• [THE DATA]:
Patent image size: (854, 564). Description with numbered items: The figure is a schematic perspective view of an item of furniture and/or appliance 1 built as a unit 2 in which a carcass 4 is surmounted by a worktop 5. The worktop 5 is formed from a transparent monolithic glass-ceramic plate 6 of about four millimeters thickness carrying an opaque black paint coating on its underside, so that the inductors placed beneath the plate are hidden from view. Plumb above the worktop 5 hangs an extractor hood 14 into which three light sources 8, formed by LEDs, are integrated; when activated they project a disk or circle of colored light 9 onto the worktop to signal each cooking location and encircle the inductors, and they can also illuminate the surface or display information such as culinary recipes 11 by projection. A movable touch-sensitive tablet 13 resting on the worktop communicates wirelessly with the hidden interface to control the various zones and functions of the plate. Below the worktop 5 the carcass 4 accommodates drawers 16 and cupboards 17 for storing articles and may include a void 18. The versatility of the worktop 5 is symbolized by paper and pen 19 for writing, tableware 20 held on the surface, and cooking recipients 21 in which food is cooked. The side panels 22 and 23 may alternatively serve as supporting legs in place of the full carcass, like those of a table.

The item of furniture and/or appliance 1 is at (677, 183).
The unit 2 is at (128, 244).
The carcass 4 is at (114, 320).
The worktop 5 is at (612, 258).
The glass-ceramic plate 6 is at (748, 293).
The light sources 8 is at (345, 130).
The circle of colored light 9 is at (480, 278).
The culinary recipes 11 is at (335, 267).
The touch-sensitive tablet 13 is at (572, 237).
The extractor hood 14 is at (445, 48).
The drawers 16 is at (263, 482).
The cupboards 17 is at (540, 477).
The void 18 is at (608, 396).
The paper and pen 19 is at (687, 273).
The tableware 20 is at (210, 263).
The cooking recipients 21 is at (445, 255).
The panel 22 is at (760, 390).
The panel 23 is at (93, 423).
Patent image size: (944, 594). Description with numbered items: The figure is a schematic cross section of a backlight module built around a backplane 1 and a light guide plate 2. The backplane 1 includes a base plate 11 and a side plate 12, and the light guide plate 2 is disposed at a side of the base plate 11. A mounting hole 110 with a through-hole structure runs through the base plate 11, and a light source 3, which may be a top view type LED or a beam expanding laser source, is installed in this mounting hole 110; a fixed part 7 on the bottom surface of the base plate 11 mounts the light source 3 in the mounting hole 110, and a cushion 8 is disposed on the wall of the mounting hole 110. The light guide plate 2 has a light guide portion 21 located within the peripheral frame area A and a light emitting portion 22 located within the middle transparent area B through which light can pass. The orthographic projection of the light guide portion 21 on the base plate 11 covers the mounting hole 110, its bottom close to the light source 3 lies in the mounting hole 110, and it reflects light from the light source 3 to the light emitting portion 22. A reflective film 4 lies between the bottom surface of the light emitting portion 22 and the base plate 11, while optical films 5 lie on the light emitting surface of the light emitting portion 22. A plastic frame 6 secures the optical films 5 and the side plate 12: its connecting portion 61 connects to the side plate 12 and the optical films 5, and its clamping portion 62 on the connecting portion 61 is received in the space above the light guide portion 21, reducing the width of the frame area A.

• [STATED GOAL]: Please reproduce the entries word for word from the very first line through the line that contains "The unit 2 is at (128, 244).", including that line.

• [RESPONSE TO THIS TASK]:
Patent image size: (854, 564). Description with numbered items: The figure is a schematic perspective view of an item of furniture and/or appliance 1 built as a unit 2 in which a carcass 4 is surmounted by a worktop 5. The worktop 5 is formed from a transparent monolithic glass-ceramic plate 6 of about four millimeters thickness carrying an opaque black paint coating on its underside, so that the inductors placed beneath the plate are hidden from view. Plumb above the worktop 5 hangs an extractor hood 14 into which three light sources 8, formed by LEDs, are integrated; when activated they project a disk or circle of colored light 9 onto the worktop to signal each cooking location and encircle the inductors, and they can also illuminate the surface or display information such as culinary recipes 11 by projection. A movable touch-sensitive tablet 13 resting on the worktop communicates wirelessly with the hidden interface to control the various zones and functions of the plate. Below the worktop 5 the carcass 4 accommodates drawers 16 and cupboards 17 for storing articles and may include a void 18. The versatility of the worktop 5 is symbolized by paper and pen 19 for writing, tableware 20 held on the surface, and cooking recipients 21 in which food is cooked. The side panels 22 and 23 may alternatively serve as supporting legs in place of the full carcass, like those of a table.

The item of furniture and/or appliance 1 is at (677, 183).
The unit 2 is at (128, 244).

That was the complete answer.